THE REQUEST ▸ Each entry below should be written out exactly as it is, with no pictures.

Figure contents as structured data ▸

<<<<

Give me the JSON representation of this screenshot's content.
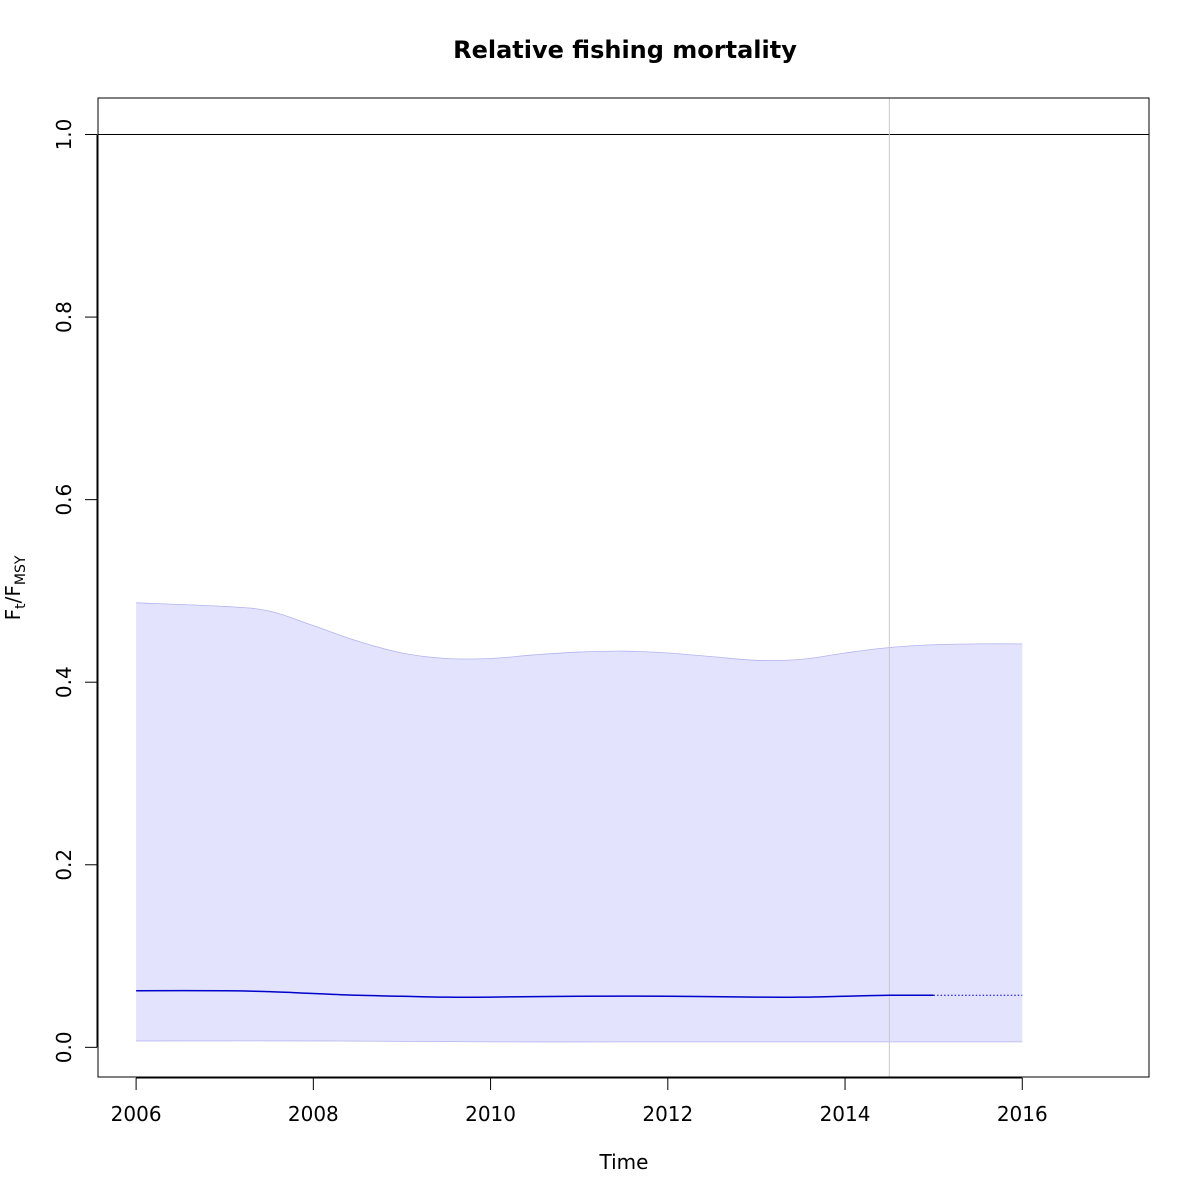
{
  "chart_data": {
    "type": "line",
    "title": "Relative fishing mortality",
    "xlabel": "Time",
    "ylabel": {
      "main": "F",
      "sub1": "t",
      "sep": "/F",
      "sub2": "MSY"
    },
    "xlim": [
      2005.57,
      2017.43
    ],
    "ylim": [
      -0.0325,
      1.04
    ],
    "xticks": [
      2006,
      2008,
      2010,
      2012,
      2014,
      2016
    ],
    "yticks": [
      0.0,
      0.2,
      0.4,
      0.6,
      0.8,
      1.0
    ],
    "ytick_labels": [
      "0.0",
      "0.2",
      "0.4",
      "0.6",
      "0.8",
      "1.0"
    ],
    "reference_line_y": 1.0,
    "vertical_line_x": 2014.5,
    "forecast_start_x": 2015,
    "colors": {
      "estimate": "#0000cc",
      "ci_fill": "#e3e3fd",
      "ci_border": "#b4b4ee",
      "vertical_line": "#c8c8d0",
      "reference_line": "#000000"
    },
    "series": [
      {
        "role": "estimate",
        "x": [
          2006,
          2007,
          2007.5,
          2008,
          2008.5,
          2009,
          2009.5,
          2010,
          2011,
          2012,
          2013,
          2013.5,
          2014,
          2014.5,
          2015
        ],
        "y": [
          0.062,
          0.062,
          0.061,
          0.059,
          0.057,
          0.056,
          0.055,
          0.055,
          0.056,
          0.056,
          0.055,
          0.055,
          0.056,
          0.057,
          0.057
        ]
      },
      {
        "role": "forecast",
        "x": [
          2015,
          2015.5,
          2016
        ],
        "y": [
          0.057,
          0.057,
          0.057
        ]
      },
      {
        "role": "ci_upper",
        "x": [
          2006,
          2007,
          2007.5,
          2008,
          2008.5,
          2009,
          2009.5,
          2010,
          2010.5,
          2011,
          2011.5,
          2012,
          2012.5,
          2013,
          2013.5,
          2014,
          2014.5,
          2015,
          2015.5,
          2016
        ],
        "y": [
          0.487,
          0.483,
          0.478,
          0.462,
          0.445,
          0.432,
          0.426,
          0.426,
          0.43,
          0.433,
          0.434,
          0.432,
          0.428,
          0.424,
          0.425,
          0.432,
          0.438,
          0.441,
          0.442,
          0.442
        ]
      },
      {
        "role": "ci_lower",
        "x": [
          2006,
          2008,
          2010,
          2012,
          2014,
          2016
        ],
        "y": [
          0.007,
          0.007,
          0.006,
          0.006,
          0.006,
          0.006
        ]
      }
    ]
  }
}
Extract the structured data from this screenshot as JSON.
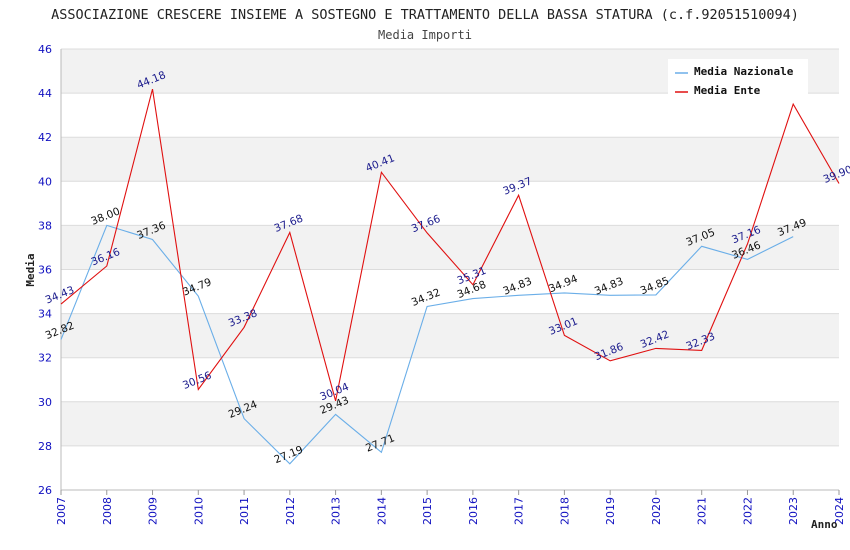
{
  "chart_data": {
    "type": "line",
    "title": "ASSOCIAZIONE CRESCERE INSIEME A SOSTEGNO E TRATTAMENTO DELLA BASSA STATURA (c.f.92051510094)",
    "subtitle": "Media Importi",
    "xlabel": "Anno",
    "ylabel": "Media",
    "ylim": [
      26,
      46
    ],
    "yticks": [
      "26",
      "28",
      "30",
      "32",
      "34",
      "36",
      "38",
      "40",
      "42",
      "44",
      "46"
    ],
    "x": [
      "2007",
      "2008",
      "2009",
      "2010",
      "2011",
      "2012",
      "2013",
      "2014",
      "2015",
      "2016",
      "2017",
      "2018",
      "2019",
      "2020",
      "2021",
      "2022",
      "2023",
      "2024"
    ],
    "legend_position": "top-right",
    "series": [
      {
        "name": "Media Nazionale",
        "color": "#6aaee8",
        "values": [
          32.82,
          38.0,
          37.36,
          34.79,
          29.24,
          27.19,
          29.43,
          27.71,
          34.32,
          34.68,
          34.83,
          34.94,
          34.83,
          34.85,
          37.05,
          36.46,
          37.49,
          null
        ],
        "labels": [
          "32.82",
          "38.00",
          "37.36",
          "34.79",
          "29.24",
          "27.19",
          "29.43",
          "27.71",
          "34.32",
          "34.68",
          "34.83",
          "34.94",
          "34.83",
          "34.85",
          "37.05",
          "36.46",
          "37.49",
          null
        ]
      },
      {
        "name": "Media Ente",
        "color": "#e01010",
        "values": [
          34.43,
          36.16,
          44.18,
          30.56,
          33.38,
          37.68,
          30.04,
          40.41,
          37.66,
          35.31,
          39.37,
          33.01,
          31.86,
          32.42,
          32.33,
          37.16,
          43.5,
          39.9
        ],
        "labels": [
          "34.43",
          "36.16",
          "44.18",
          "30.56",
          "33.38",
          "37.68",
          "30.04",
          "40.41",
          "37.66",
          "35.31",
          "39.37",
          "33.01",
          "31.86",
          "32.42",
          "32.33",
          "37.16",
          null,
          "39.90"
        ]
      }
    ]
  }
}
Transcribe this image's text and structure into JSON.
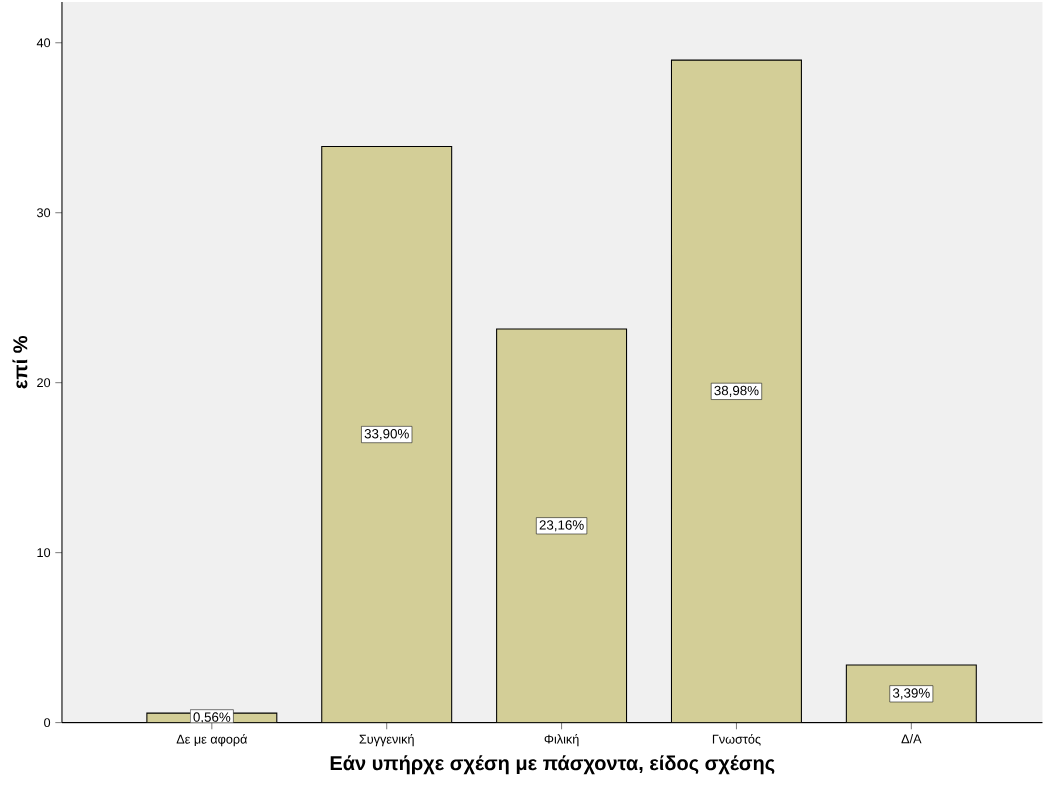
{
  "chart_data": {
    "type": "bar",
    "xlabel": "Εάν υπήρχε σχέση με πάσχοντα, είδος σχέσης",
    "ylabel": "επί %",
    "categories": [
      "Δε με αφορά",
      "Συγγενική",
      "Φιλική",
      "Γνωστός",
      "Δ/Α"
    ],
    "values": [
      0.56,
      33.9,
      23.16,
      38.98,
      3.39
    ],
    "value_labels": [
      "0,56%",
      "33,90%",
      "23,16%",
      "38,98%",
      "3,39%"
    ],
    "color": "#d3ce97",
    "ylim": [
      0,
      42.4
    ],
    "yticks": [
      0,
      10,
      20,
      30,
      40
    ],
    "grid": false
  }
}
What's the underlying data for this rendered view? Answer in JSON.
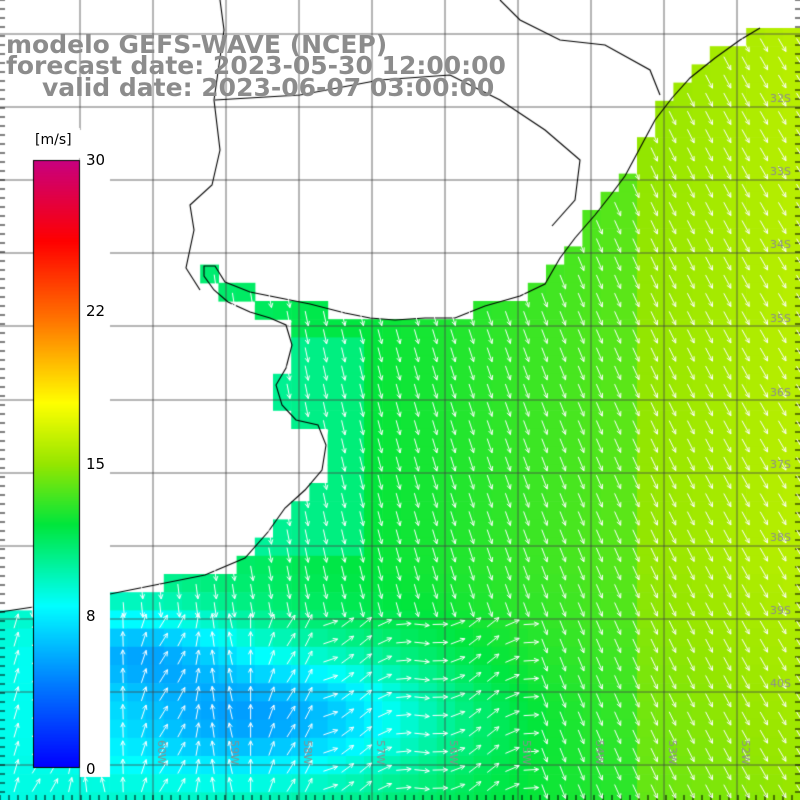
{
  "header": {
    "model": "modelo GEFS-WAVE (NCEP)",
    "forecast": "forecast date: 2023-05-30 12:00:00",
    "valid": "valid date: 2023-06-07 03:00:00"
  },
  "colorbar": {
    "unit": "[m/s]",
    "ticks": [
      "30",
      "22",
      "15",
      "8",
      "0"
    ],
    "tick_values": [
      30,
      22,
      15,
      8,
      0
    ],
    "range": [
      0,
      30
    ],
    "colors": [
      "#0000ff",
      "#00a0ff",
      "#00ffff",
      "#00e000",
      "#ffff00",
      "#ff8000",
      "#ff0000",
      "#c00080"
    ]
  },
  "map": {
    "lat_labels": [
      "32S",
      "33S",
      "34S",
      "35S",
      "36S",
      "37S",
      "38S",
      "39S",
      "40S"
    ],
    "lon_labels": [
      "60W",
      "59W",
      "58W",
      "57W",
      "56W",
      "55W",
      "54W",
      "53W",
      "52W"
    ],
    "colors": {
      "land": "#ffffff",
      "coast": "#000000",
      "grid": "#444444",
      "arrow": "#ffffff"
    }
  }
}
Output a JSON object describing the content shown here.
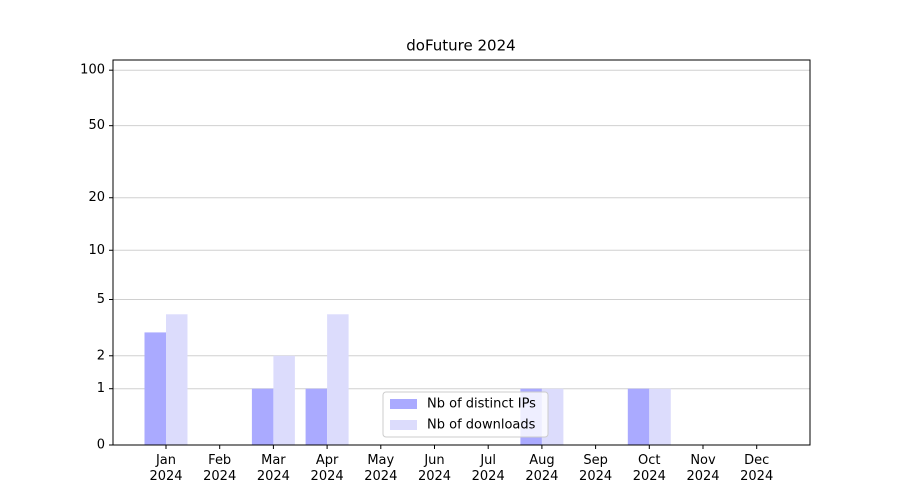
{
  "chart_data": {
    "type": "bar",
    "title": "doFuture 2024",
    "categories": [
      "Jan\n2024",
      "Feb\n2024",
      "Mar\n2024",
      "Apr\n2024",
      "May\n2024",
      "Jun\n2024",
      "Jul\n2024",
      "Aug\n2024",
      "Sep\n2024",
      "Oct\n2024",
      "Nov\n2024",
      "Dec\n2024"
    ],
    "series": [
      {
        "name": "Nb of distinct IPs",
        "color": "#aaaaff",
        "values": [
          3,
          0,
          1,
          1,
          0,
          0,
          0,
          1,
          0,
          1,
          0,
          0
        ]
      },
      {
        "name": "Nb of downloads",
        "color": "#dcdcfc",
        "values": [
          4,
          0,
          2,
          4,
          0,
          0,
          0,
          1,
          0,
          1,
          0,
          0
        ]
      }
    ],
    "yscale": "log1p",
    "ylim": [
      0,
      113.5
    ],
    "yticks": [
      0,
      1,
      2,
      5,
      10,
      20,
      50,
      100
    ],
    "grid": true,
    "legend": "lower center"
  }
}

>>>>

WRITTEN ANSWER ▸
Give me the JSON representation of this screenshot's content.
{
  "chart_data": {
    "type": "line",
    "title": "Relative fishing mortality",
    "xlabel": "Time",
    "ylabel": {
      "main": "F",
      "sub1": "t",
      "sep": "/F",
      "sub2": "MSY"
    },
    "xlim": [
      2005.57,
      2017.43
    ],
    "ylim": [
      -0.0325,
      1.04
    ],
    "xticks": [
      2006,
      2008,
      2010,
      2012,
      2014,
      2016
    ],
    "yticks": [
      0.0,
      0.2,
      0.4,
      0.6,
      0.8,
      1.0
    ],
    "ytick_labels": [
      "0.0",
      "0.2",
      "0.4",
      "0.6",
      "0.8",
      "1.0"
    ],
    "reference_line_y": 1.0,
    "vertical_line_x": 2014.5,
    "forecast_start_x": 2015,
    "colors": {
      "estimate": "#0000cc",
      "ci_fill": "#e3e3fd",
      "ci_border": "#b4b4ee",
      "vertical_line": "#c8c8d0",
      "reference_line": "#000000"
    },
    "series": [
      {
        "role": "estimate",
        "x": [
          2006,
          2007,
          2007.5,
          2008,
          2008.5,
          2009,
          2009.5,
          2010,
          2011,
          2012,
          2013,
          2013.5,
          2014,
          2014.5,
          2015
        ],
        "y": [
          0.062,
          0.062,
          0.061,
          0.059,
          0.057,
          0.056,
          0.055,
          0.055,
          0.056,
          0.056,
          0.055,
          0.055,
          0.056,
          0.057,
          0.057
        ]
      },
      {
        "role": "forecast",
        "x": [
          2015,
          2015.5,
          2016
        ],
        "y": [
          0.057,
          0.057,
          0.057
        ]
      },
      {
        "role": "ci_upper",
        "x": [
          2006,
          2007,
          2007.5,
          2008,
          2008.5,
          2009,
          2009.5,
          2010,
          2010.5,
          2011,
          2011.5,
          2012,
          2012.5,
          2013,
          2013.5,
          2014,
          2014.5,
          2015,
          2015.5,
          2016
        ],
        "y": [
          0.487,
          0.483,
          0.478,
          0.462,
          0.445,
          0.432,
          0.426,
          0.426,
          0.43,
          0.433,
          0.434,
          0.432,
          0.428,
          0.424,
          0.425,
          0.432,
          0.438,
          0.441,
          0.442,
          0.442
        ]
      },
      {
        "role": "ci_lower",
        "x": [
          2006,
          2008,
          2010,
          2012,
          2014,
          2016
        ],
        "y": [
          0.007,
          0.007,
          0.006,
          0.006,
          0.006,
          0.006
        ]
      }
    ]
  }
}
Extract the structured data from this screenshot as JSON.
{
  "chart_data": {
    "type": "line",
    "title": "ASSOCIAZIONE CRESCERE INSIEME A SOSTEGNO E TRATTAMENTO DELLA BASSA STATURA (c.f.92051510094)",
    "subtitle": "Media Importi",
    "xlabel": "Anno",
    "ylabel": "Media",
    "ylim": [
      26,
      46
    ],
    "yticks": [
      "26",
      "28",
      "30",
      "32",
      "34",
      "36",
      "38",
      "40",
      "42",
      "44",
      "46"
    ],
    "x": [
      "2007",
      "2008",
      "2009",
      "2010",
      "2011",
      "2012",
      "2013",
      "2014",
      "2015",
      "2016",
      "2017",
      "2018",
      "2019",
      "2020",
      "2021",
      "2022",
      "2023",
      "2024"
    ],
    "legend_position": "top-right",
    "series": [
      {
        "name": "Media Nazionale",
        "color": "#6aaee8",
        "values": [
          32.82,
          38.0,
          37.36,
          34.79,
          29.24,
          27.19,
          29.43,
          27.71,
          34.32,
          34.68,
          34.83,
          34.94,
          34.83,
          34.85,
          37.05,
          36.46,
          37.49,
          null
        ],
        "labels": [
          "32.82",
          "38.00",
          "37.36",
          "34.79",
          "29.24",
          "27.19",
          "29.43",
          "27.71",
          "34.32",
          "34.68",
          "34.83",
          "34.94",
          "34.83",
          "34.85",
          "37.05",
          "36.46",
          "37.49",
          null
        ]
      },
      {
        "name": "Media Ente",
        "color": "#e01010",
        "values": [
          34.43,
          36.16,
          44.18,
          30.56,
          33.38,
          37.68,
          30.04,
          40.41,
          37.66,
          35.31,
          39.37,
          33.01,
          31.86,
          32.42,
          32.33,
          37.16,
          43.5,
          39.9
        ],
        "labels": [
          "34.43",
          "36.16",
          "44.18",
          "30.56",
          "33.38",
          "37.68",
          "30.04",
          "40.41",
          "37.66",
          "35.31",
          "39.37",
          "33.01",
          "31.86",
          "32.42",
          "32.33",
          "37.16",
          null,
          "39.90"
        ]
      }
    ]
  }
}
Transcribe this image's text and structure into JSON.
{
  "chart_data": {
    "type": "bar",
    "xlabel": "Εάν υπήρχε σχέση με πάσχοντα, είδος σχέσης",
    "ylabel": "επί %",
    "categories": [
      "Δε με αφορά",
      "Συγγενική",
      "Φιλική",
      "Γνωστός",
      "Δ/Α"
    ],
    "values": [
      0.56,
      33.9,
      23.16,
      38.98,
      3.39
    ],
    "value_labels": [
      "0,56%",
      "33,90%",
      "23,16%",
      "38,98%",
      "3,39%"
    ],
    "color": "#d3ce97",
    "ylim": [
      0,
      42.4
    ],
    "yticks": [
      0,
      10,
      20,
      30,
      40
    ],
    "grid": false
  }
}
What's the underlying data for this rendered view? Answer in JSON.
{
  "header": {
    "model": "modelo GEFS-WAVE (NCEP)",
    "forecast": "forecast date: 2023-05-30 12:00:00",
    "valid": "valid date: 2023-06-07 03:00:00"
  },
  "colorbar": {
    "unit": "[m/s]",
    "ticks": [
      "30",
      "22",
      "15",
      "8",
      "0"
    ],
    "tick_values": [
      30,
      22,
      15,
      8,
      0
    ],
    "range": [
      0,
      30
    ],
    "colors": [
      "#0000ff",
      "#00a0ff",
      "#00ffff",
      "#00e000",
      "#ffff00",
      "#ff8000",
      "#ff0000",
      "#c00080"
    ]
  },
  "map": {
    "lat_labels": [
      "32S",
      "33S",
      "34S",
      "35S",
      "36S",
      "37S",
      "38S",
      "39S",
      "40S"
    ],
    "lon_labels": [
      "60W",
      "59W",
      "58W",
      "57W",
      "56W",
      "55W",
      "54W",
      "53W",
      "52W"
    ],
    "colors": {
      "land": "#ffffff",
      "coast": "#000000",
      "grid": "#444444",
      "arrow": "#ffffff"
    }
  }
}
Output a JSON object describing the content shown here.
{
  "chart_data": {
    "type": "bar",
    "title": "doFuture 2024",
    "categories": [
      "Jan\n2024",
      "Feb\n2024",
      "Mar\n2024",
      "Apr\n2024",
      "May\n2024",
      "Jun\n2024",
      "Jul\n2024",
      "Aug\n2024",
      "Sep\n2024",
      "Oct\n2024",
      "Nov\n2024",
      "Dec\n2024"
    ],
    "series": [
      {
        "name": "Nb of distinct IPs",
        "color": "#aaaaff",
        "values": [
          3,
          0,
          1,
          1,
          0,
          0,
          0,
          1,
          0,
          1,
          0,
          0
        ]
      },
      {
        "name": "Nb of downloads",
        "color": "#dcdcfc",
        "values": [
          4,
          0,
          2,
          4,
          0,
          0,
          0,
          1,
          0,
          1,
          0,
          0
        ]
      }
    ],
    "yscale": "log1p",
    "ylim": [
      0,
      113.5
    ],
    "yticks": [
      0,
      1,
      2,
      5,
      10,
      20,
      50,
      100
    ],
    "grid": true,
    "legend": "lower center"
  }
}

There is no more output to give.